Short exercise — Can you format the listing from the line with "Find all labels, buttons, inputs, and" up to and including the line with "separator-dot: ·: [767, 28, 781, 71]" as a numbered list, skipping any blank lines and leaving out the pictures?

Dataset rows —
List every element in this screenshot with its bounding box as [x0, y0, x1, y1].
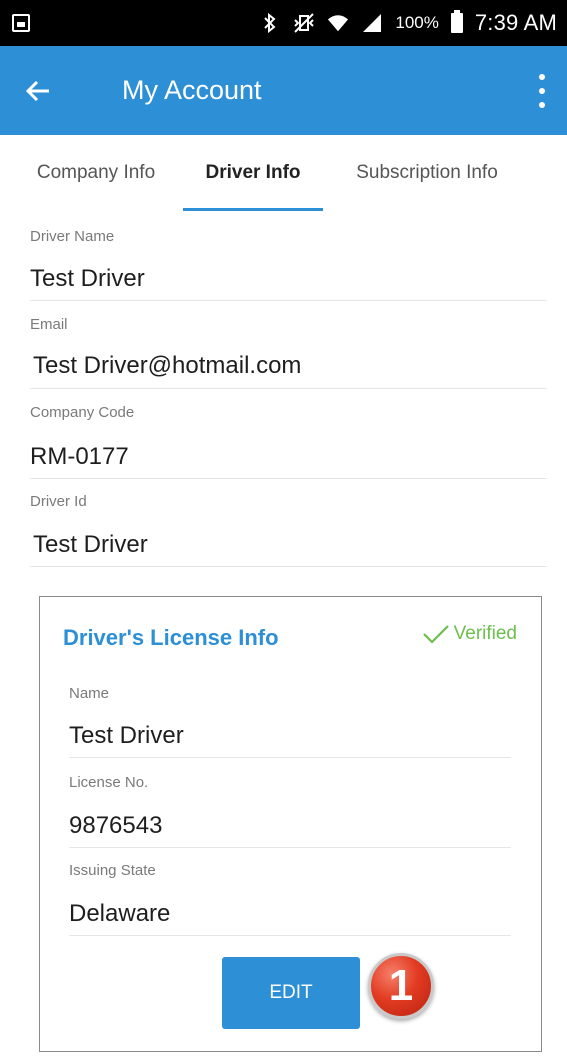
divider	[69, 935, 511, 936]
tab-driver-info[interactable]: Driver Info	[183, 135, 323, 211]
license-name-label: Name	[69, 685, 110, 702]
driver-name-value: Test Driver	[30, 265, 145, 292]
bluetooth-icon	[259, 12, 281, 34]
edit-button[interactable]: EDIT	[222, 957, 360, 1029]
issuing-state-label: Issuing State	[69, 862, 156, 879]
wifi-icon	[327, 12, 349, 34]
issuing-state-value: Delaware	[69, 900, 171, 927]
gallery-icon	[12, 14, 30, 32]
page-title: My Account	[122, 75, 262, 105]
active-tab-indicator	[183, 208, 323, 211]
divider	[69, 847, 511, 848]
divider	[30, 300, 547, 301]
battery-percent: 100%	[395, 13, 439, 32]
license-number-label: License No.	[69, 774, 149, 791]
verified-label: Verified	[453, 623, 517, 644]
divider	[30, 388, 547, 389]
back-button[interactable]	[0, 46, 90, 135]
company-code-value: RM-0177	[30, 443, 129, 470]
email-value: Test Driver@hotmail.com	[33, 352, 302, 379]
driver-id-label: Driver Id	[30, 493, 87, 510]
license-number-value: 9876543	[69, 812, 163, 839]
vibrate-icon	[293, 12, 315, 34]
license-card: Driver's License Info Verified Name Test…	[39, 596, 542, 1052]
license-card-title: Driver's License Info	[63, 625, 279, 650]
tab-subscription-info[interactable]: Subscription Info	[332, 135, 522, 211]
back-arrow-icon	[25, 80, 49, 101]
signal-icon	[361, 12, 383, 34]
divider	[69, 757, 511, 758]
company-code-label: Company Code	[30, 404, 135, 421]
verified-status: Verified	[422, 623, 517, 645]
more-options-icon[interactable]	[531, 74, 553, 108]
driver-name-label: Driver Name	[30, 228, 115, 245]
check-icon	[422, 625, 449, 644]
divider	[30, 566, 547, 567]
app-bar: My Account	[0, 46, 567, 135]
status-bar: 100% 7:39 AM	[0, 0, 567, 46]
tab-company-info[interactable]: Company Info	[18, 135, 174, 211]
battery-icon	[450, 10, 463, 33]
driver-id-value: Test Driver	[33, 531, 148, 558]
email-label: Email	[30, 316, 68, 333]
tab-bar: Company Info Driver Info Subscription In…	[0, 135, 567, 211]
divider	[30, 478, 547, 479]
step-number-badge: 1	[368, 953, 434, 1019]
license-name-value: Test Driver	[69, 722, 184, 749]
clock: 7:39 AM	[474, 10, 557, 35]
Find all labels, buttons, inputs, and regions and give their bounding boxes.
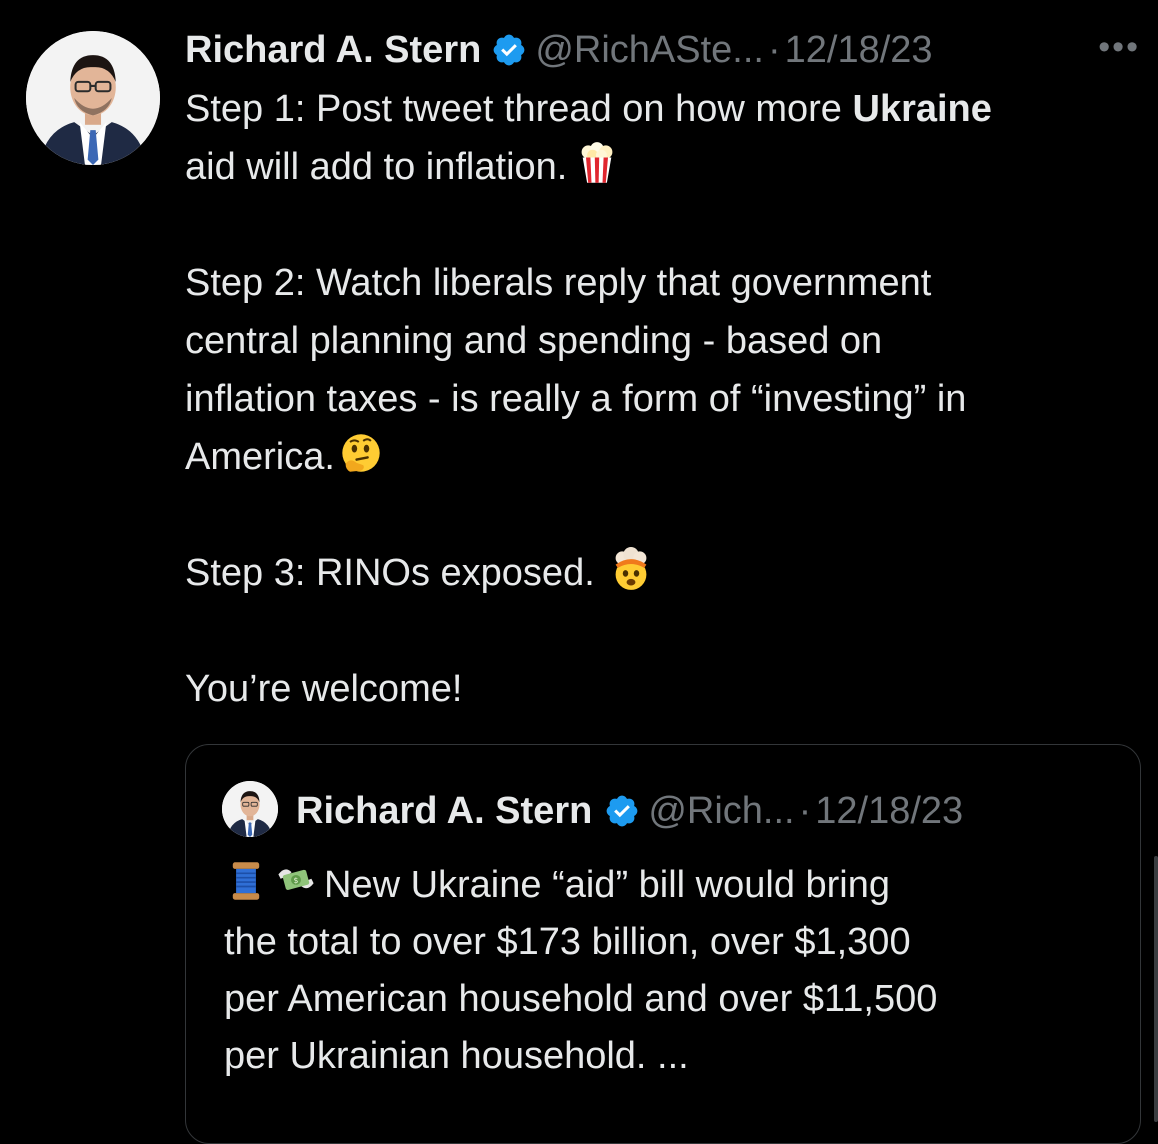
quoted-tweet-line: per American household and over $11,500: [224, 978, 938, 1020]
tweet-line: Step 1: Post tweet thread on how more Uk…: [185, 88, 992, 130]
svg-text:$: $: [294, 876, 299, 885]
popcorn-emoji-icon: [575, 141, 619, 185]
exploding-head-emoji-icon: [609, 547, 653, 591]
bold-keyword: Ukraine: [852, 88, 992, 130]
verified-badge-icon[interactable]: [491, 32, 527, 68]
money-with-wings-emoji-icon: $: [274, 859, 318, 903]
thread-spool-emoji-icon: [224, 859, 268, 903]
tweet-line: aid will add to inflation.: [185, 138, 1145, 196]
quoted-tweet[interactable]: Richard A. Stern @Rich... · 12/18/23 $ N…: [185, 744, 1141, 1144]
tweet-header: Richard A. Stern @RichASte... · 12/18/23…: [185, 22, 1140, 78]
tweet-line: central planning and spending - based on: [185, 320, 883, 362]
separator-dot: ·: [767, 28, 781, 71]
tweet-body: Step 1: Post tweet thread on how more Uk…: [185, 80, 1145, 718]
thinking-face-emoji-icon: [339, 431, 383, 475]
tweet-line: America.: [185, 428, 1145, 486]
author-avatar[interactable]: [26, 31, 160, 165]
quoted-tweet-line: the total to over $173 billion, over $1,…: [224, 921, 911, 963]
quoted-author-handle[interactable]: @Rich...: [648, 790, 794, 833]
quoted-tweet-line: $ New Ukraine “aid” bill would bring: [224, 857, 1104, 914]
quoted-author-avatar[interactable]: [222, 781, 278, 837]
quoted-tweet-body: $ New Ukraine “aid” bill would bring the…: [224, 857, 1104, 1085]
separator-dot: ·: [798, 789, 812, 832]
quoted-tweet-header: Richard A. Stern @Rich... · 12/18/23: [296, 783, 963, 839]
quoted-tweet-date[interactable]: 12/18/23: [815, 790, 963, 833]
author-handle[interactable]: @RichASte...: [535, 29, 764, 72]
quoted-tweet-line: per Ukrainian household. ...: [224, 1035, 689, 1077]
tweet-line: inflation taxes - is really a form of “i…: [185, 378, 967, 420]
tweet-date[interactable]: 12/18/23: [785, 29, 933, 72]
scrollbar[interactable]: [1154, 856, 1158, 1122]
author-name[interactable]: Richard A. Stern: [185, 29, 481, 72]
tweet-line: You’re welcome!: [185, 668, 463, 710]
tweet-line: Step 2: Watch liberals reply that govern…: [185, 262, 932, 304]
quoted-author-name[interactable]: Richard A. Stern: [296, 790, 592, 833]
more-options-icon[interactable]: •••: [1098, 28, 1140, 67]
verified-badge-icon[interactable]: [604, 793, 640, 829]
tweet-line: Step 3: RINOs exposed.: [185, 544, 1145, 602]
...
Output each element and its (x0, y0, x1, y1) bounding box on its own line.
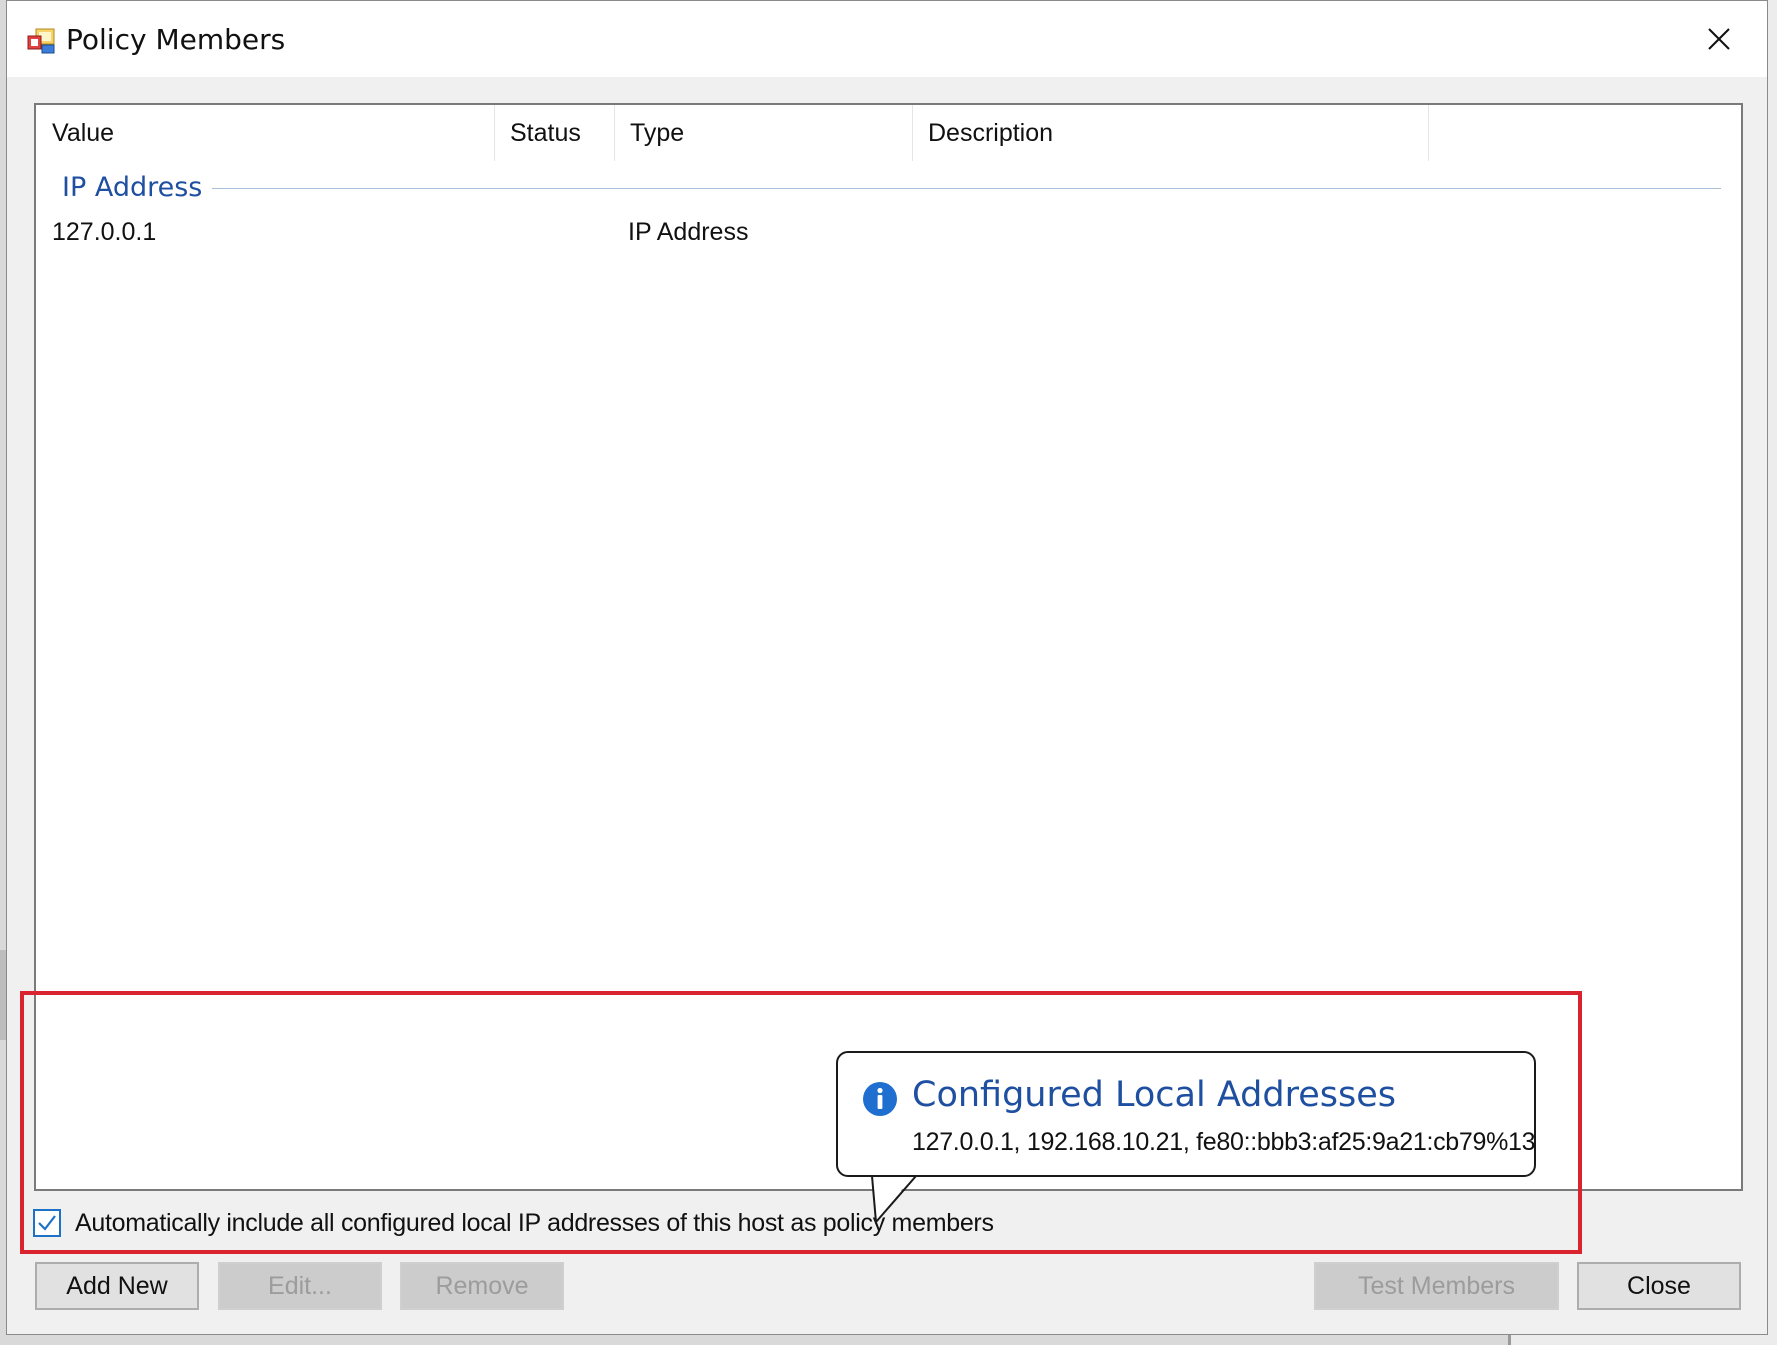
==
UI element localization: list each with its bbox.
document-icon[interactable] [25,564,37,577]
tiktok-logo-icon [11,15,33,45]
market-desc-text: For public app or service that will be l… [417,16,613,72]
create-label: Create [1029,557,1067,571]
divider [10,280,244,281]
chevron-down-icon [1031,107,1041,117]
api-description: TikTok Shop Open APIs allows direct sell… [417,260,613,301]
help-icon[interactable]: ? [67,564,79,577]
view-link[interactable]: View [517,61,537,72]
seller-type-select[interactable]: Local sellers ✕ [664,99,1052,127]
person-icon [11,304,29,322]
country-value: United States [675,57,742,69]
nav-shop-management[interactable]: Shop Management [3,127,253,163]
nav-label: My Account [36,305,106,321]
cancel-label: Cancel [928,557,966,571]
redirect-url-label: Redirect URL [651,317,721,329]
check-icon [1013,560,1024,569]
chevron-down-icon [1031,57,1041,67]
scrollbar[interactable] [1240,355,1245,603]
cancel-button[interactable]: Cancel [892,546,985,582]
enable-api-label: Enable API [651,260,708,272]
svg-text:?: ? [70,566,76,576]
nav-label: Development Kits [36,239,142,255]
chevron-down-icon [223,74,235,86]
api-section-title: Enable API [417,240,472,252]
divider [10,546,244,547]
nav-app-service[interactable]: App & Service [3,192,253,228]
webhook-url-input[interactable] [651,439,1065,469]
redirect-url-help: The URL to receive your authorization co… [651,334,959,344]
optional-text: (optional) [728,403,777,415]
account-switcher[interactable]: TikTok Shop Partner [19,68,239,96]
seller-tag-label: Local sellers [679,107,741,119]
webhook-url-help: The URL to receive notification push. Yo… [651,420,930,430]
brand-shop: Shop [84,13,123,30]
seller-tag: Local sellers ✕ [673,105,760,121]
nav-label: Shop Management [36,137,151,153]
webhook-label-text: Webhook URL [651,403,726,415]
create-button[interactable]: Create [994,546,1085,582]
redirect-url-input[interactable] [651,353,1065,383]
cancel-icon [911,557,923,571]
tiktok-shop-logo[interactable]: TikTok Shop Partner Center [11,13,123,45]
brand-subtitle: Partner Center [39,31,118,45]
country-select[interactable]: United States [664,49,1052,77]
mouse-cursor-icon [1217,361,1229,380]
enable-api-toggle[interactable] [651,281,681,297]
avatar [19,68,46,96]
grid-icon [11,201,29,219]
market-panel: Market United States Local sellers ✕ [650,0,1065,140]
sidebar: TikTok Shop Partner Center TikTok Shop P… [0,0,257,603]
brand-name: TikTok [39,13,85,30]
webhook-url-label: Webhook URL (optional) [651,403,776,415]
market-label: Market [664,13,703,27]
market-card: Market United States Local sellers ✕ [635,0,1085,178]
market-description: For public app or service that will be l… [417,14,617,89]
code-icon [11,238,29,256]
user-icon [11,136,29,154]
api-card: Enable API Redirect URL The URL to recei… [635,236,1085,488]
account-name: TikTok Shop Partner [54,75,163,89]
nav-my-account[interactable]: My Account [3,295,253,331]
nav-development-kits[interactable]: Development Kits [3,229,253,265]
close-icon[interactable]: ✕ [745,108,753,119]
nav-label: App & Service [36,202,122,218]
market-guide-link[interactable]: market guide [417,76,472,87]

Result —
1. Find all labels, buttons, inputs, and regions and give their bounding boxes.
2. quoted-tweet-line: per American household and over $11,500: [224, 978, 938, 1020]
3. tweet-line: Step 1: Post tweet thread on how more Uk…: [185, 88, 992, 130]
4. svg-text:$: $: [294, 876, 299, 885]
5. popcorn-emoji-icon: [575, 141, 619, 185]
6. exploding-head-emoji-icon: [609, 547, 653, 591]
7. bold-keyword: Ukraine: [852, 88, 992, 130]
8. verified-badge-icon[interactable]: [491, 32, 527, 68]
9. money-with-wings-emoji-icon: $: [274, 859, 318, 903]
10. thread-spool-emoji-icon: [224, 859, 268, 903]
11. tweet-line: aid will add to inflation.: [185, 138, 1145, 196]
12. quoted-tweet[interactable]: Richard A. Stern @Rich... · 12/18/23 $ N…: [185, 744, 1141, 1144]
13. tweet-header: Richard A. Stern @RichASte... · 12/18/23…: [185, 22, 1140, 78]
14. tweet-line: central planning and spending - based on: [185, 320, 883, 362]
15. separator-dot: ·: [767, 28, 781, 71]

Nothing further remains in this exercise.